§ Data to process
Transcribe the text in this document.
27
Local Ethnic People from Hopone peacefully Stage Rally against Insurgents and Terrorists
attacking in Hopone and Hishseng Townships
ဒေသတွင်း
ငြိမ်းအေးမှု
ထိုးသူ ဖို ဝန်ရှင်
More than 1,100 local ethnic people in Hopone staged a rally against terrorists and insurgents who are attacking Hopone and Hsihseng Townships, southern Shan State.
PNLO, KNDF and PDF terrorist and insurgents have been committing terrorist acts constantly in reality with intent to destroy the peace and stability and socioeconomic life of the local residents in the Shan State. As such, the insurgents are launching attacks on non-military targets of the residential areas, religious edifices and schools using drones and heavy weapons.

§ Problem statement
From the records above, extract every line exactly as it stands.

§ Exercise response
Transcribe the text in this document.
27
Local Ethnic People from Hopone peacefully Stage Rally against Insurgents and Terrorists
attacking in Hopone and Hishseng Townships
ဒေသတွင်း
ငြိမ်းအေးမှု
ထိုးသူ ဖို ဝန်ရှင်
More than 1,100 local ethnic people in Hopone staged a rally against terrorists and insurgents who are attacking Hopone and Hsihseng Townships, southern Shan State.
PNLO, KNDF and PDF terrorist and insurgents have been committing terrorist acts constantly in reality with intent to destroy the peace and stability and socioeconomic life of the local residents in the Shan State. As such, the insurgents are launching attacks on non-military targets of the residential areas, religious edifices and schools using drones and heavy weapons.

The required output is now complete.